**Stated task:**
Reply with one number: how many lines contain the word "this".

**Given entries:**
------------
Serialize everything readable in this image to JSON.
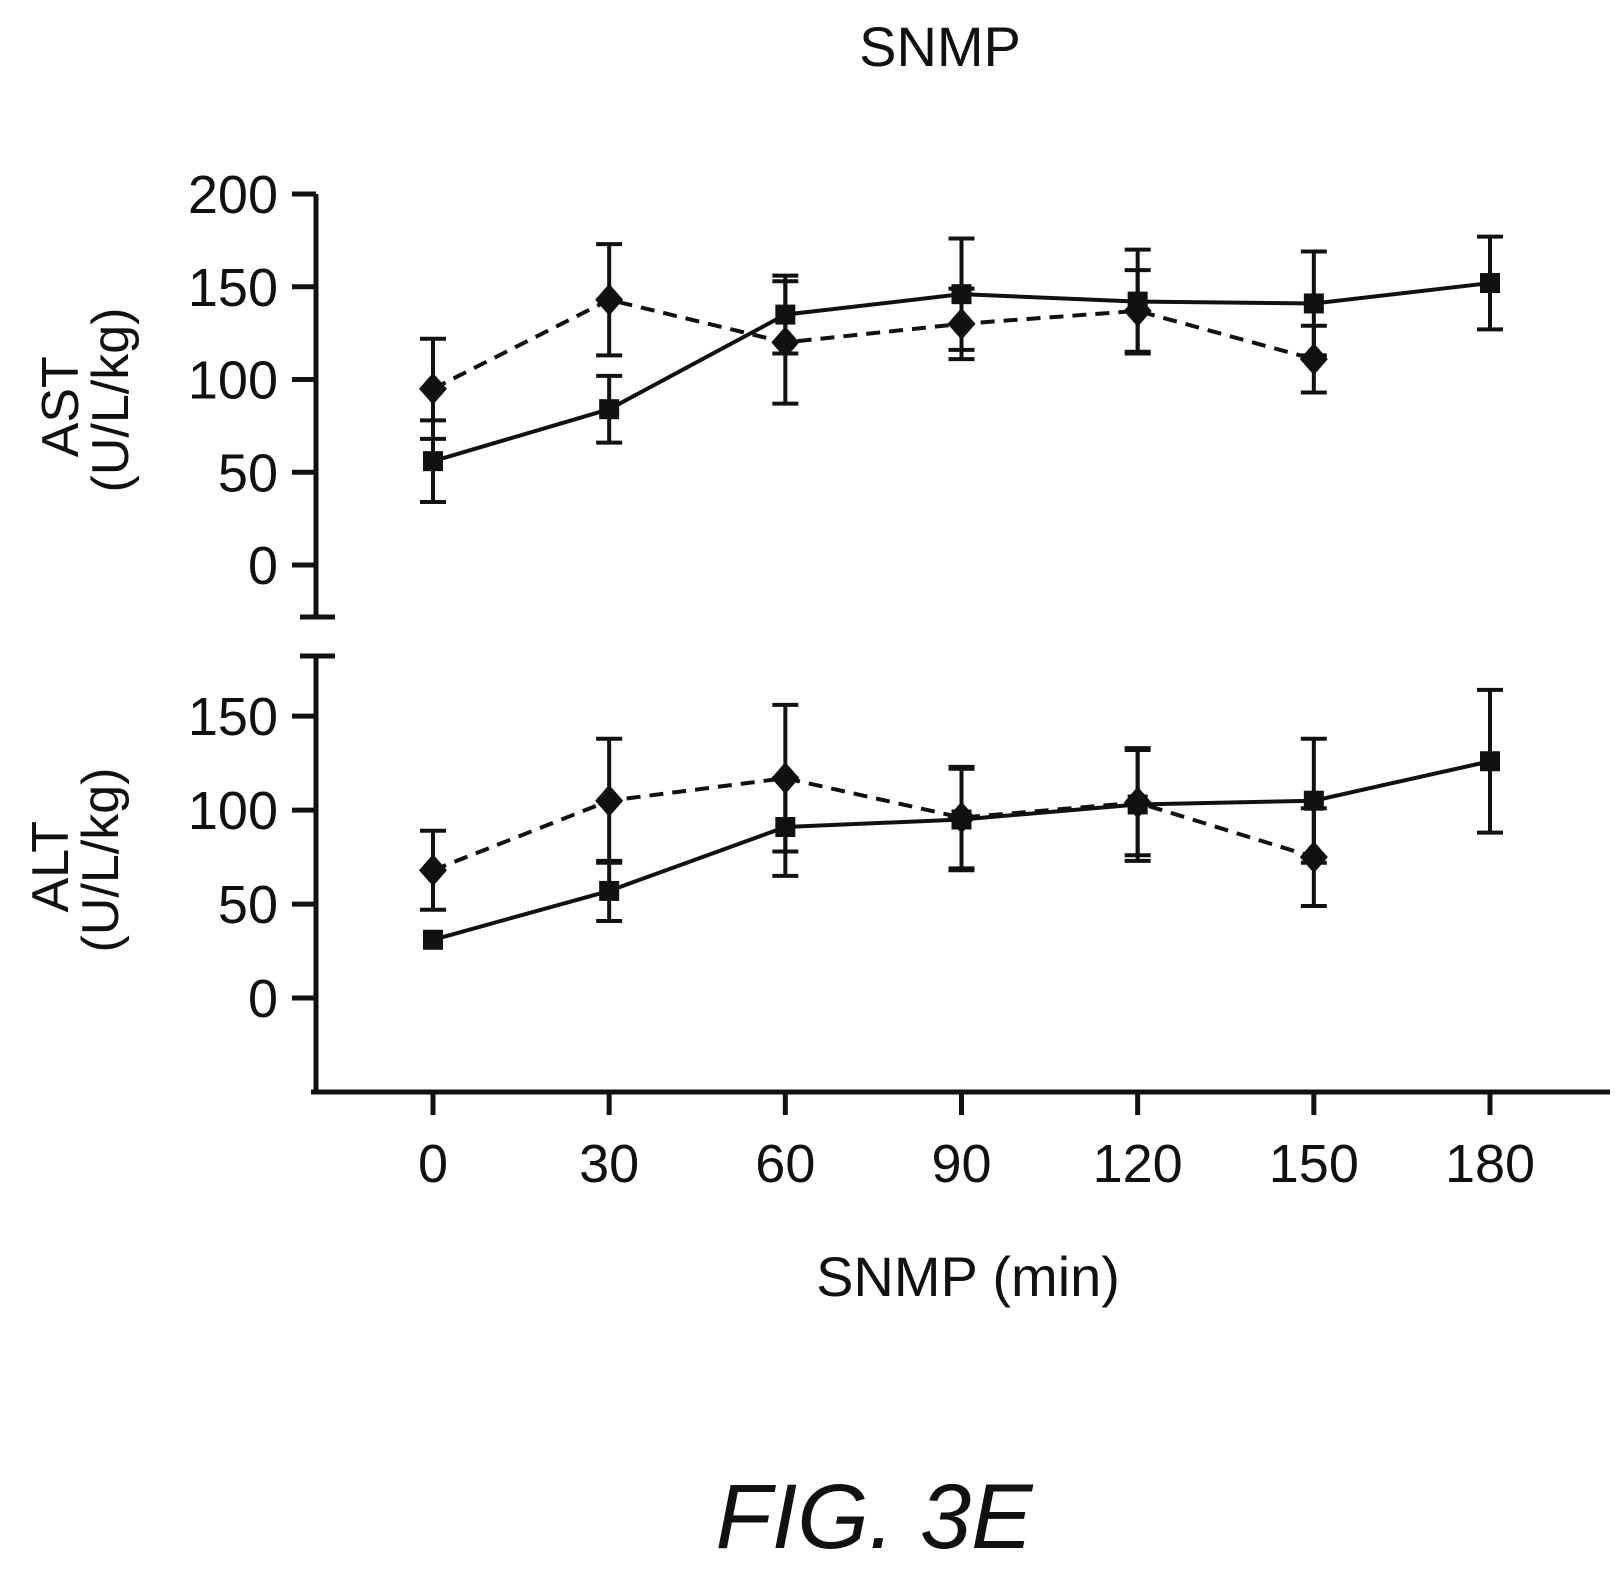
{
  "title": "SNMP",
  "caption": "FIG. 3E",
  "chart_data": [
    {
      "type": "line",
      "panel": "top",
      "ylabel_line1": "AST",
      "ylabel_line2": "(U/L/kg)",
      "ylim": [
        -28,
        200
      ],
      "yticks": [
        0,
        50,
        100,
        150,
        200
      ],
      "x": [
        0,
        30,
        60,
        90,
        120,
        150,
        180
      ],
      "series": [
        {
          "marker": "square",
          "line_style": "solid",
          "x": [
            0,
            30,
            60,
            90,
            120,
            150,
            180
          ],
          "values": [
            56,
            84,
            135,
            146,
            142,
            141,
            152
          ],
          "error": [
            22,
            18,
            21,
            30,
            28,
            28,
            25
          ]
        },
        {
          "marker": "diamond",
          "line_style": "dashed",
          "x": [
            0,
            30,
            60,
            90,
            120,
            150
          ],
          "values": [
            95,
            143,
            120,
            130,
            137,
            111
          ],
          "error": [
            27,
            30,
            33,
            19,
            22,
            18
          ]
        }
      ]
    },
    {
      "type": "line",
      "panel": "bottom",
      "ylabel_line1": "ALT",
      "ylabel_line2": "(U/L/kg)",
      "ylim": [
        -50,
        182
      ],
      "yticks": [
        0,
        50,
        100,
        150
      ],
      "x": [
        0,
        30,
        60,
        90,
        120,
        150,
        180
      ],
      "xticks": [
        0,
        30,
        60,
        90,
        120,
        150,
        180
      ],
      "xlabel": "SNMP (min)",
      "series": [
        {
          "marker": "square",
          "line_style": "solid",
          "x": [
            0,
            30,
            60,
            90,
            120,
            150,
            180
          ],
          "values": [
            31,
            57,
            91,
            95,
            103,
            105,
            126
          ],
          "error": [
            0,
            16,
            26,
            27,
            30,
            33,
            38
          ]
        },
        {
          "marker": "diamond",
          "line_style": "dashed",
          "x": [
            0,
            30,
            60,
            90,
            120,
            150
          ],
          "values": [
            68,
            105,
            117,
            96,
            104,
            75
          ],
          "error": [
            21,
            33,
            39,
            27,
            28,
            26
          ]
        }
      ]
    }
  ]
}
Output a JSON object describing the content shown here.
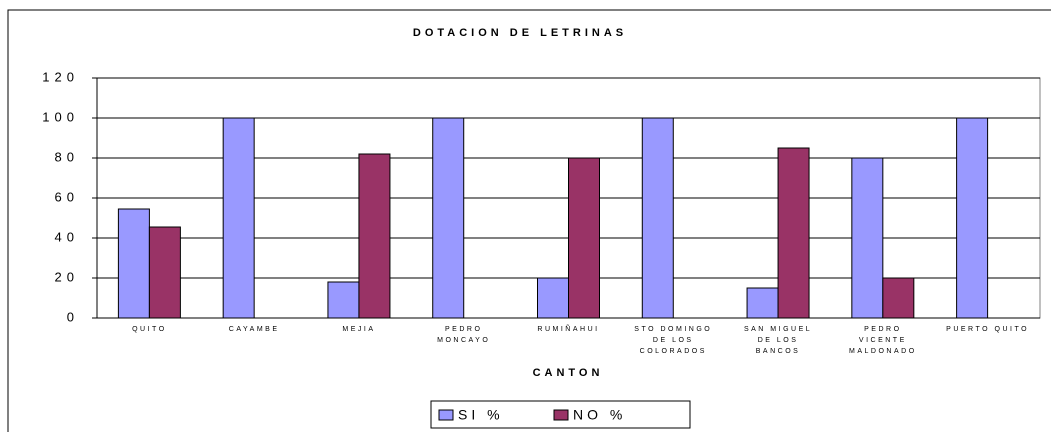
{
  "chart_data": {
    "type": "bar",
    "title": "DOTACION DE LETRINAS",
    "x_label": "CANTON",
    "categories": [
      "QUITO",
      "CAYAMBE",
      "MEJIA",
      "PEDRO MONCAYO",
      "RUMIÑAHUI",
      "STO DOMINGO DE LOS COLORADOS",
      "SAN MIGUEL DE LOS BANCOS",
      "PEDRO VICENTE MALDONADO",
      "PUERTO QUITO"
    ],
    "series": [
      {
        "name": "SI %",
        "color": "#9999ff",
        "values": [
          54.5,
          100,
          18,
          100,
          20,
          100,
          15,
          80,
          100
        ]
      },
      {
        "name": "NO %",
        "color": "#993366",
        "values": [
          45.5,
          0,
          82,
          0,
          80,
          0,
          85,
          20,
          0
        ]
      }
    ],
    "ylim": [
      0,
      120
    ],
    "yticks": [
      0,
      20,
      40,
      60,
      80,
      100,
      120
    ],
    "grid": true,
    "legend": "bottom"
  }
}
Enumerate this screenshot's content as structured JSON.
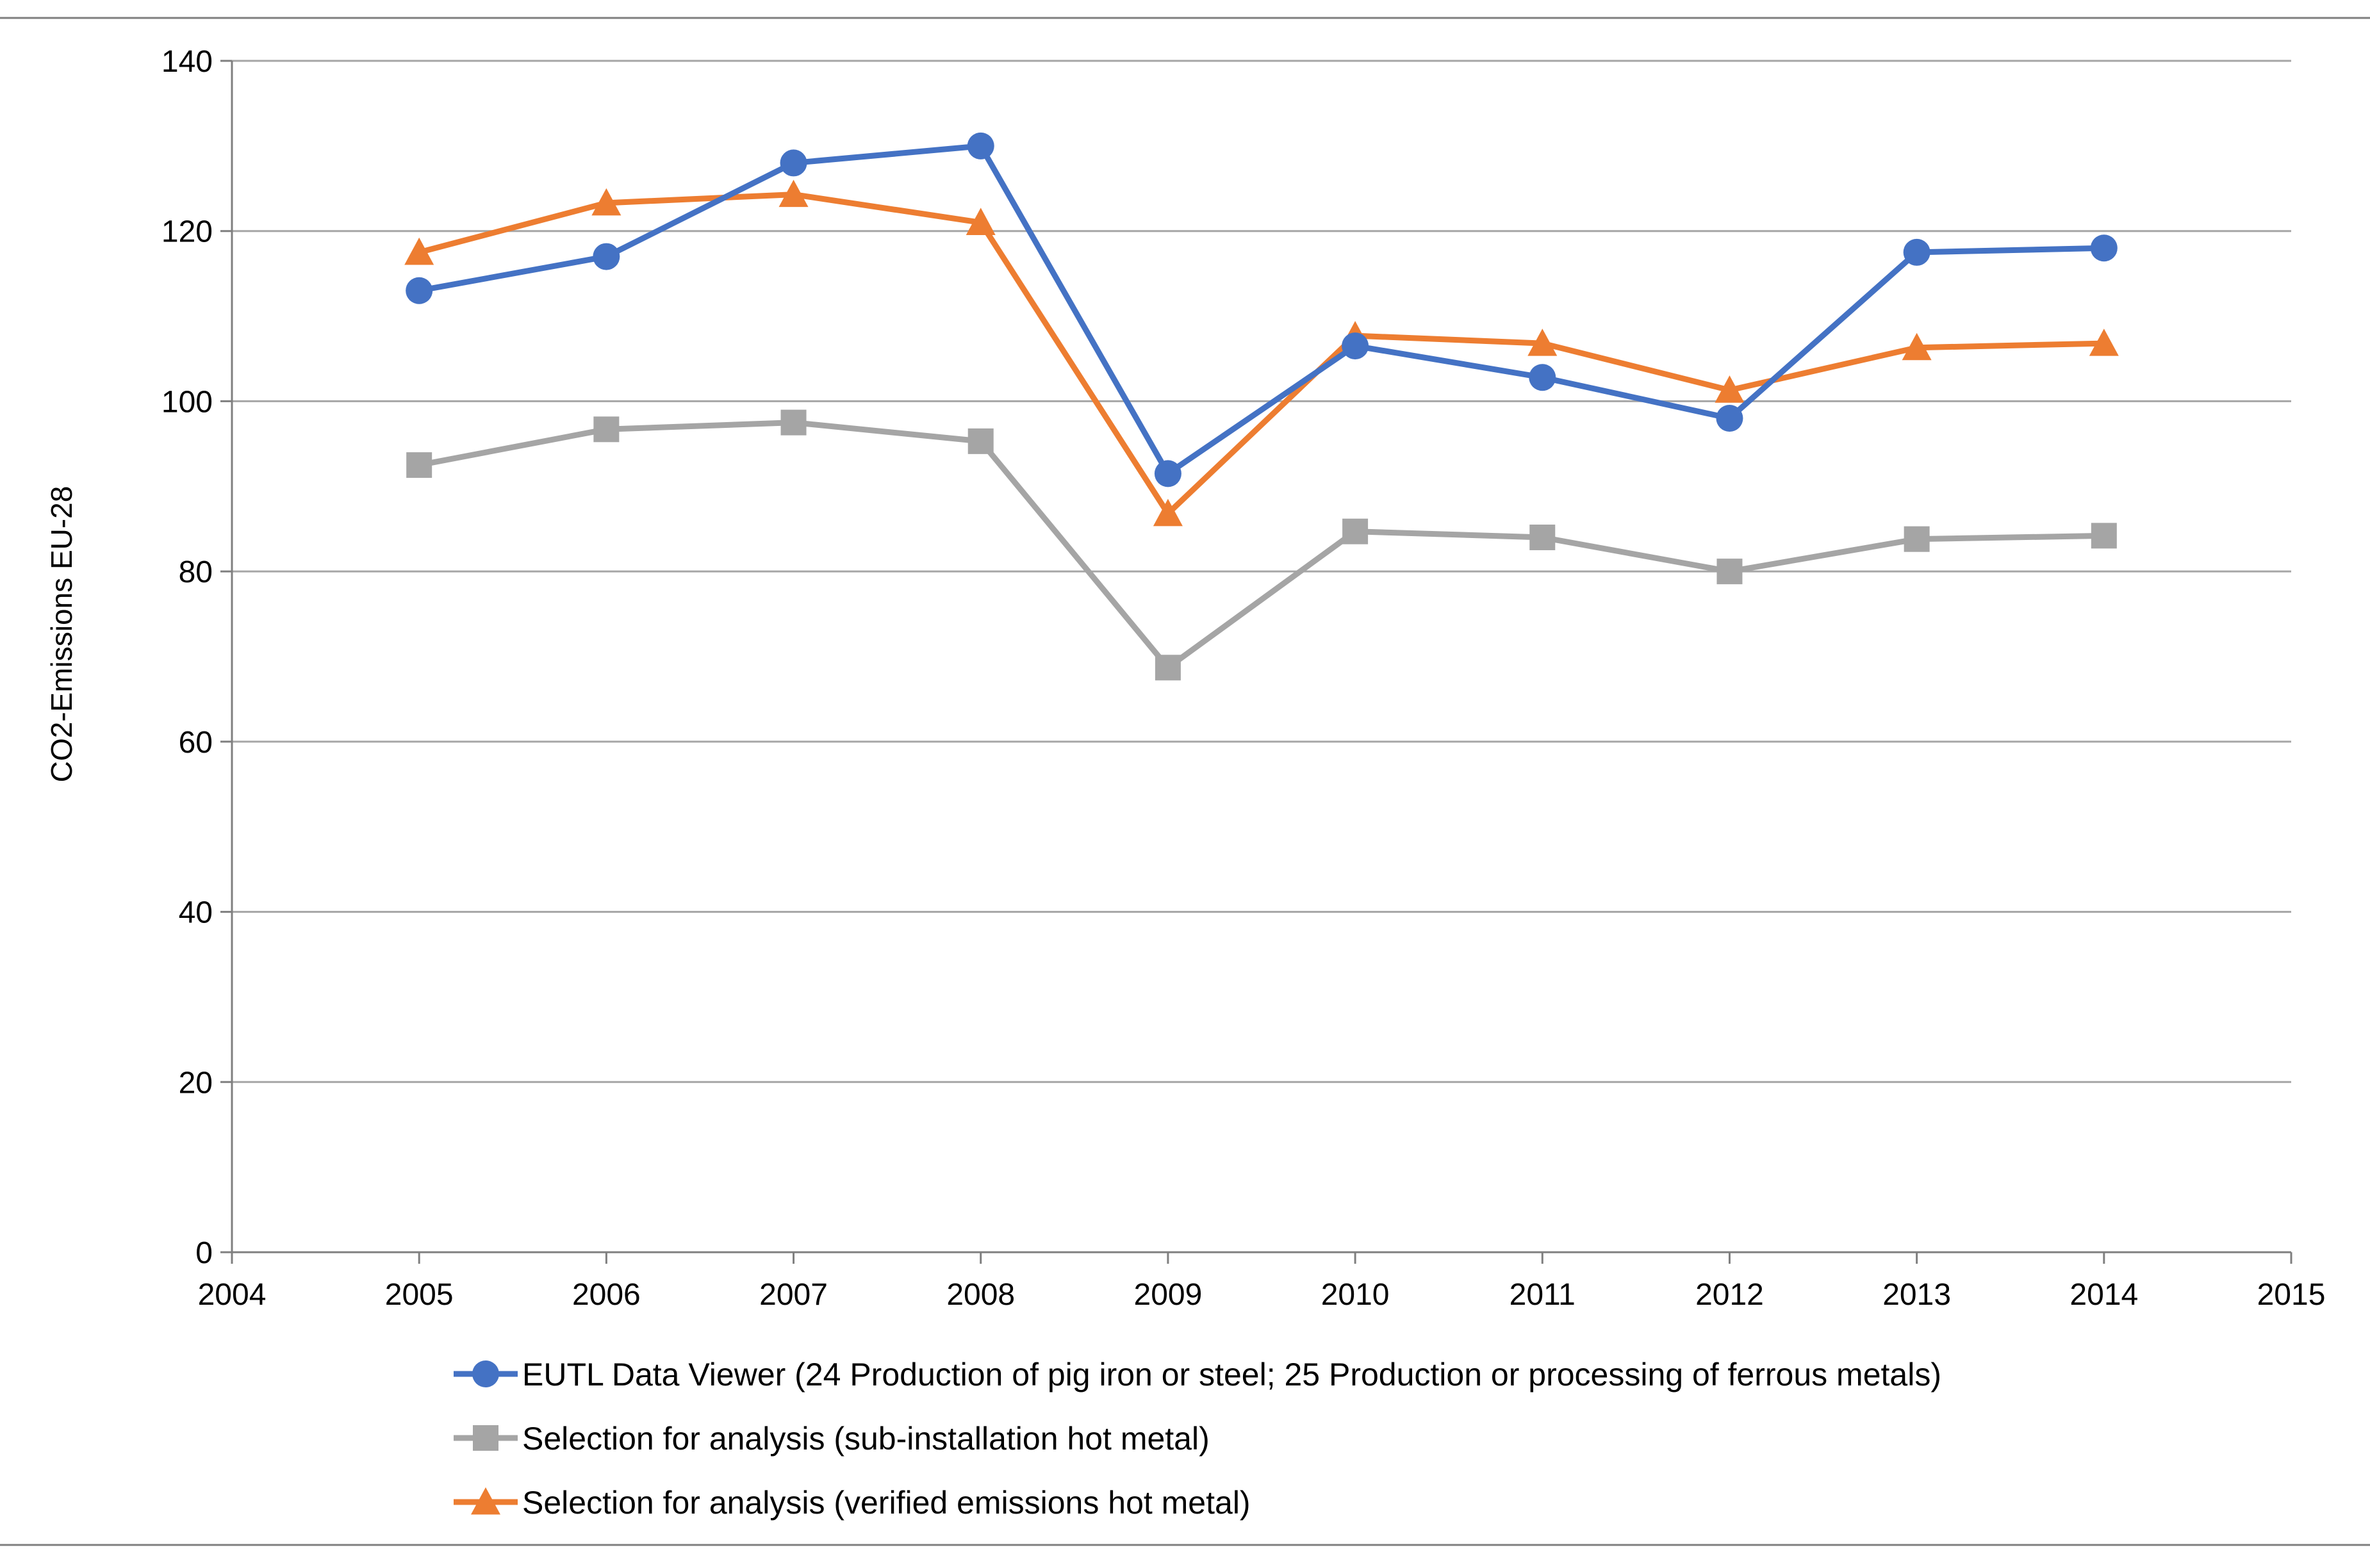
------------
**Answer:**
2